-- begin ENTRIES --
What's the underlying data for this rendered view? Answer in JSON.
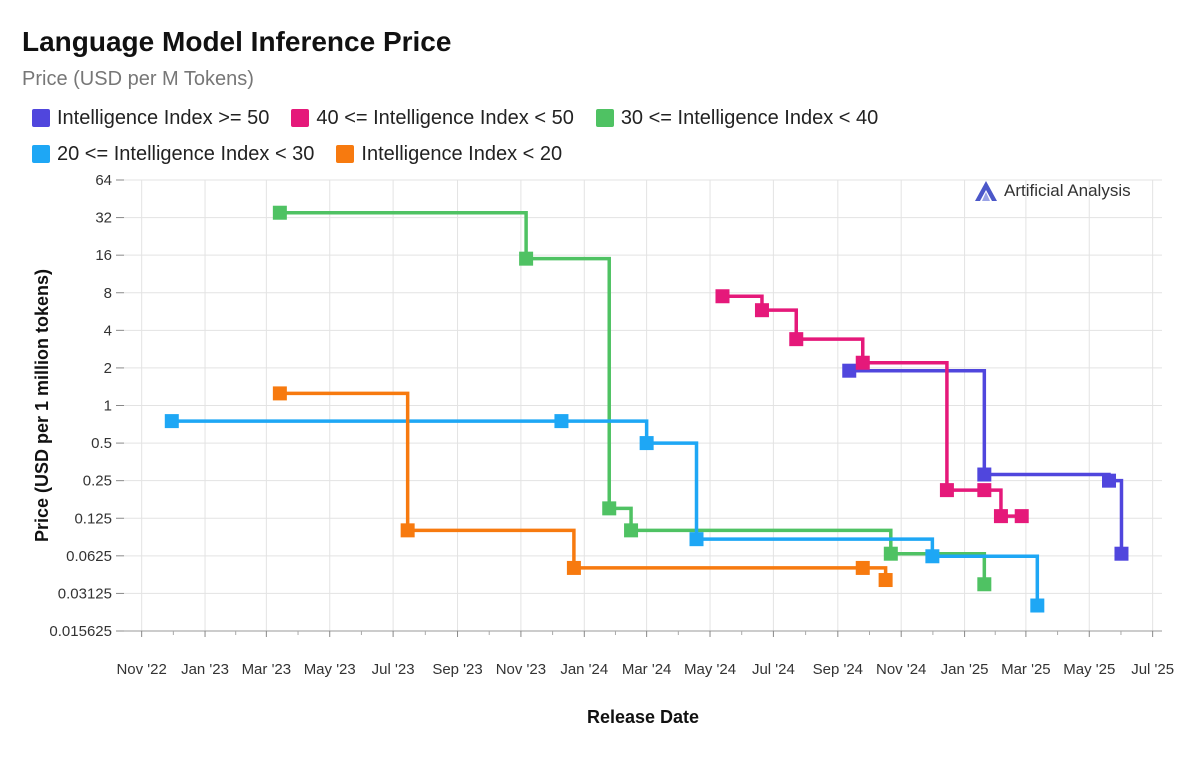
{
  "title": "Language Model Inference Price",
  "subtitle": "Price (USD per M Tokens)",
  "brand": "Artificial Analysis",
  "chart_data": {
    "type": "line",
    "step": true,
    "xlabel": "Release Date",
    "ylabel": "Price (USD per 1 million tokens)",
    "yscale": "log2",
    "ylim": [
      0.015625,
      64
    ],
    "xlim": [
      "2022-10-15",
      "2025-07-10"
    ],
    "yticks": [
      64,
      32,
      16,
      8,
      4,
      2,
      1,
      0.5,
      0.25,
      0.125,
      0.0625,
      0.03125,
      0.015625
    ],
    "ytick_labels": [
      "64",
      "32",
      "16",
      "8",
      "4",
      "2",
      "1",
      "0.5",
      "0.25",
      "0.125",
      "0.0625",
      "0.03125",
      "0.015625"
    ],
    "xticks": [
      "2022-11-01",
      "2023-01-01",
      "2023-03-01",
      "2023-05-01",
      "2023-07-01",
      "2023-09-01",
      "2023-11-01",
      "2024-01-01",
      "2024-03-01",
      "2024-05-01",
      "2024-07-01",
      "2024-09-01",
      "2024-11-01",
      "2025-01-01",
      "2025-03-01",
      "2025-05-01",
      "2025-07-01"
    ],
    "xtick_labels": [
      "Nov '22",
      "Jan '23",
      "Mar '23",
      "May '23",
      "Jul '23",
      "Sep '23",
      "Nov '23",
      "Jan '24",
      "Mar '24",
      "May '24",
      "Jul '24",
      "Sep '24",
      "Nov '24",
      "Jan '25",
      "Mar '25",
      "May '25",
      "Jul '25"
    ],
    "grid": true,
    "legend": "top",
    "series": [
      {
        "name": "Intelligence Index >= 50",
        "color": "#5046dd",
        "points": [
          {
            "x": "2024-09-12",
            "y": 1.9
          },
          {
            "x": "2025-01-20",
            "y": 0.28
          },
          {
            "x": "2025-05-20",
            "y": 0.25
          },
          {
            "x": "2025-06-01",
            "y": 0.065
          }
        ]
      },
      {
        "name": "40 <= Intelligence Index < 50",
        "color": "#e5197a",
        "points": [
          {
            "x": "2024-05-13",
            "y": 7.5
          },
          {
            "x": "2024-06-20",
            "y": 5.8
          },
          {
            "x": "2024-07-23",
            "y": 3.4
          },
          {
            "x": "2024-09-25",
            "y": 2.2
          },
          {
            "x": "2024-12-15",
            "y": 0.21
          },
          {
            "x": "2025-01-20",
            "y": 0.21
          },
          {
            "x": "2025-02-05",
            "y": 0.13
          },
          {
            "x": "2025-02-25",
            "y": 0.13
          }
        ]
      },
      {
        "name": "30 <= Intelligence Index < 40",
        "color": "#4fc263",
        "points": [
          {
            "x": "2023-03-14",
            "y": 35
          },
          {
            "x": "2023-11-06",
            "y": 15
          },
          {
            "x": "2024-01-25",
            "y": 0.15
          },
          {
            "x": "2024-02-15",
            "y": 0.1
          },
          {
            "x": "2024-10-22",
            "y": 0.065
          },
          {
            "x": "2025-01-20",
            "y": 0.037
          }
        ]
      },
      {
        "name": "20 <= Intelligence Index < 30",
        "color": "#1ea7f5",
        "points": [
          {
            "x": "2022-11-30",
            "y": 0.75
          },
          {
            "x": "2023-12-10",
            "y": 0.75
          },
          {
            "x": "2024-03-01",
            "y": 0.5
          },
          {
            "x": "2024-04-18",
            "y": 0.085
          },
          {
            "x": "2024-12-01",
            "y": 0.062
          },
          {
            "x": "2025-03-12",
            "y": 0.025
          }
        ]
      },
      {
        "name": "Intelligence Index < 20",
        "color": "#f77a0f",
        "points": [
          {
            "x": "2023-03-14",
            "y": 1.25
          },
          {
            "x": "2023-07-15",
            "y": 0.1
          },
          {
            "x": "2023-12-22",
            "y": 0.05
          },
          {
            "x": "2024-09-25",
            "y": 0.05
          },
          {
            "x": "2024-10-17",
            "y": 0.04
          }
        ]
      }
    ]
  }
}
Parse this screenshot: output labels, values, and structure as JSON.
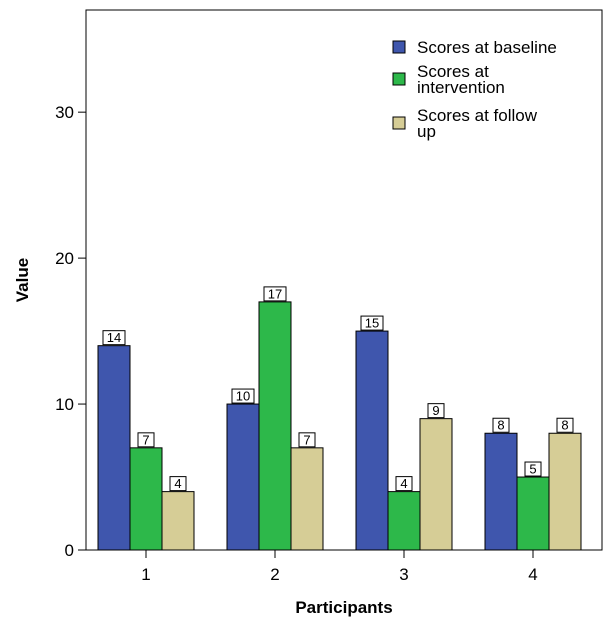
{
  "chart_data": {
    "type": "bar",
    "categories": [
      "1",
      "2",
      "3",
      "4"
    ],
    "series": [
      {
        "name": "Scores at baseline",
        "values": [
          14,
          10,
          15,
          8
        ],
        "color": "#3f56ad"
      },
      {
        "name": "Scores at intervention",
        "values": [
          7,
          17,
          4,
          5
        ],
        "color": "#2db84a"
      },
      {
        "name": "Scores at follow up",
        "values": [
          4,
          7,
          9,
          8
        ],
        "color": "#d6cd96"
      }
    ],
    "xlabel": "Participants",
    "ylabel": "Value",
    "ylim": [
      0,
      37
    ],
    "yticks": [
      0,
      10,
      20,
      30
    ],
    "grid": false,
    "data_labels": true,
    "legend_position": "top-right"
  }
}
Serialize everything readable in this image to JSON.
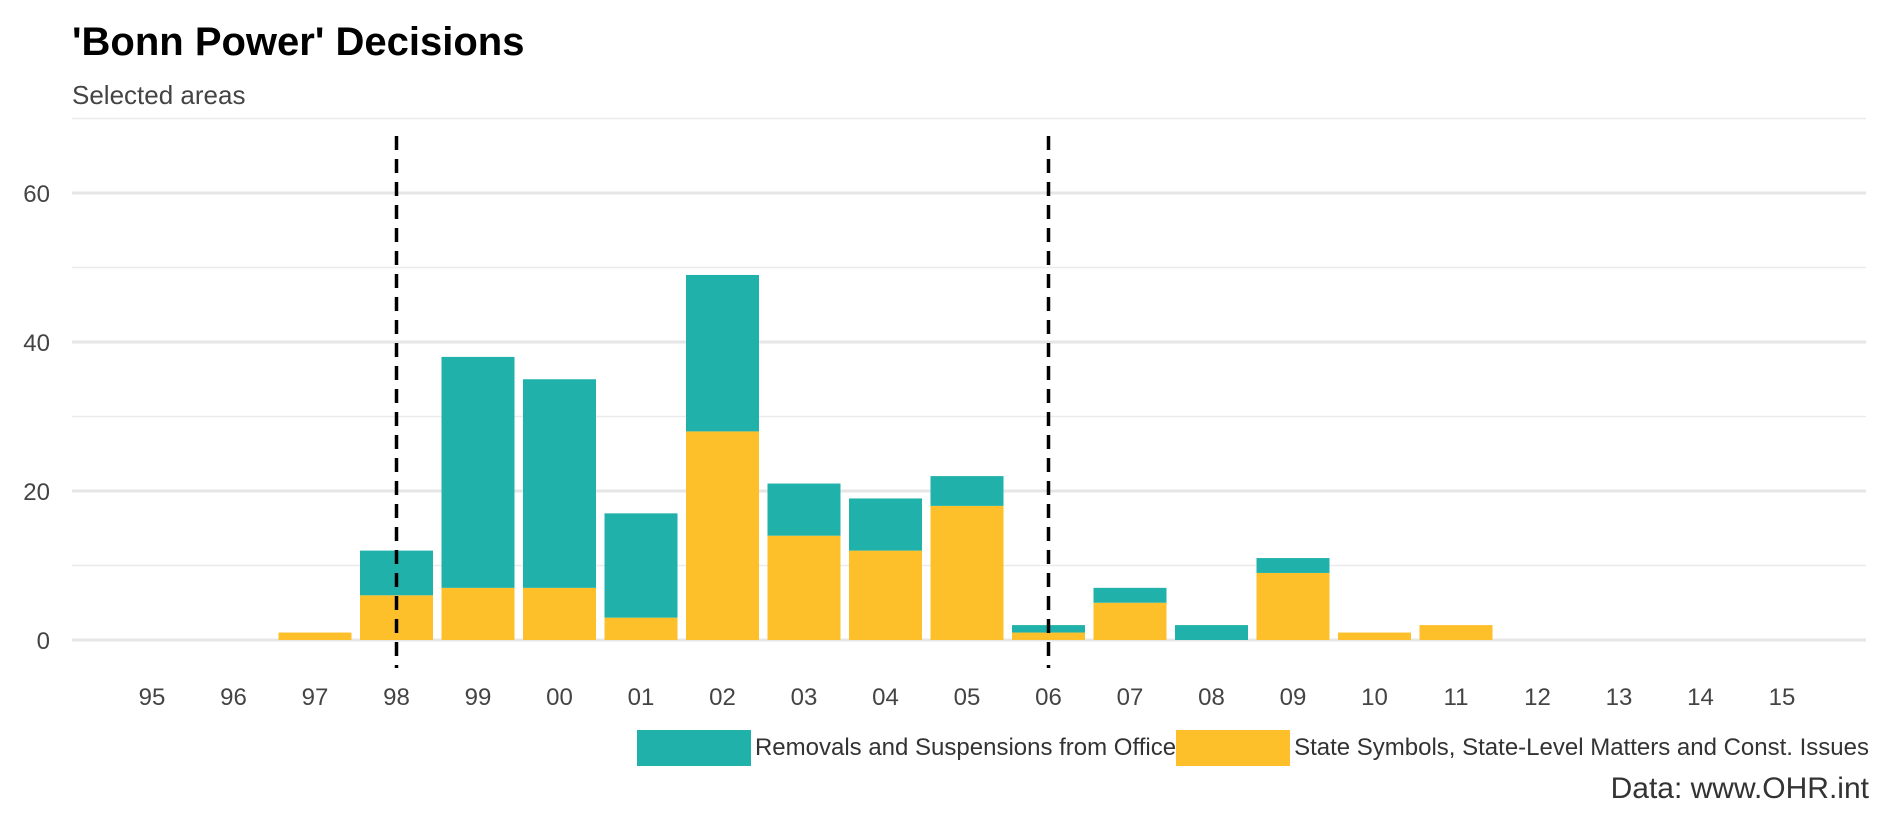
{
  "chart_data": {
    "type": "bar",
    "stacked": true,
    "title": "'Bonn Power' Decisions",
    "subtitle": "Selected areas",
    "caption": "Data: www.OHR.int",
    "xlabel": "",
    "ylabel": "",
    "ylim": [
      0,
      65
    ],
    "yticks": [
      0,
      20,
      40,
      60
    ],
    "grid": true,
    "legend_position": "bottom",
    "categories": [
      "95",
      "96",
      "97",
      "98",
      "99",
      "00",
      "01",
      "02",
      "03",
      "04",
      "05",
      "06",
      "07",
      "08",
      "09",
      "10",
      "11",
      "12",
      "13",
      "14",
      "15"
    ],
    "series": [
      {
        "name": "State Symbols, State-Level Matters and Const. Issues",
        "color": "#FEC02A",
        "values": [
          0,
          0,
          1,
          6,
          7,
          7,
          3,
          28,
          14,
          12,
          18,
          1,
          5,
          0,
          9,
          1,
          2,
          0,
          0,
          0,
          0
        ]
      },
      {
        "name": "Removals and Suspensions from Office",
        "color": "#20B2AA",
        "values": [
          0,
          0,
          0,
          6,
          31,
          28,
          14,
          21,
          7,
          7,
          4,
          1,
          2,
          2,
          2,
          0,
          0,
          0,
          0,
          0,
          0
        ]
      }
    ],
    "reference_lines": [
      {
        "axis": "x",
        "at": "98",
        "style": "dashed",
        "color": "#000000"
      },
      {
        "axis": "x",
        "at": "06",
        "style": "dashed",
        "color": "#000000"
      }
    ],
    "legend_order": [
      "Removals and Suspensions from Office",
      "State Symbols, State-Level Matters and Const. Issues"
    ]
  }
}
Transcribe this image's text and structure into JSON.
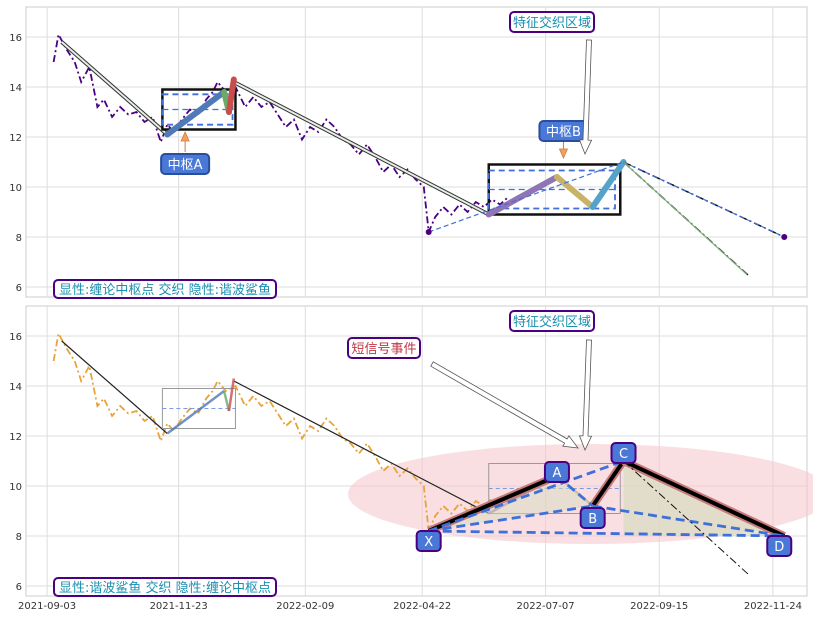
-- end ENTRIES --
▶ _WORK TO BE COMPLETED_
Extract only the lines from the one that contains "Serialize everything readable" through the end of the records, inclusive, and omit every picture.

▶ _RESPONSE TO THE TASK_
Serialize everything readable in this image to JSON.
{
  "chart_data": {
    "type": "bar",
    "stacked": true,
    "title": "'Bonn Power' Decisions",
    "subtitle": "Selected areas",
    "caption": "Data: www.OHR.int",
    "xlabel": "",
    "ylabel": "",
    "ylim": [
      0,
      65
    ],
    "yticks": [
      0,
      20,
      40,
      60
    ],
    "grid": true,
    "legend_position": "bottom",
    "categories": [
      "95",
      "96",
      "97",
      "98",
      "99",
      "00",
      "01",
      "02",
      "03",
      "04",
      "05",
      "06",
      "07",
      "08",
      "09",
      "10",
      "11",
      "12",
      "13",
      "14",
      "15"
    ],
    "series": [
      {
        "name": "State Symbols, State-Level Matters and Const. Issues",
        "color": "#FEC02A",
        "values": [
          0,
          0,
          1,
          6,
          7,
          7,
          3,
          28,
          14,
          12,
          18,
          1,
          5,
          0,
          9,
          1,
          2,
          0,
          0,
          0,
          0
        ]
      },
      {
        "name": "Removals and Suspensions from Office",
        "color": "#20B2AA",
        "values": [
          0,
          0,
          0,
          6,
          31,
          28,
          14,
          21,
          7,
          7,
          4,
          1,
          2,
          2,
          2,
          0,
          0,
          0,
          0,
          0,
          0
        ]
      }
    ],
    "reference_lines": [
      {
        "axis": "x",
        "at": "98",
        "style": "dashed",
        "color": "#000000"
      },
      {
        "axis": "x",
        "at": "06",
        "style": "dashed",
        "color": "#000000"
      }
    ],
    "legend_order": [
      "Removals and Suspensions from Office",
      "State Symbols, State-Level Matters and Const. Issues"
    ]
  }
}
Transcribe this image's text and structure into JSON.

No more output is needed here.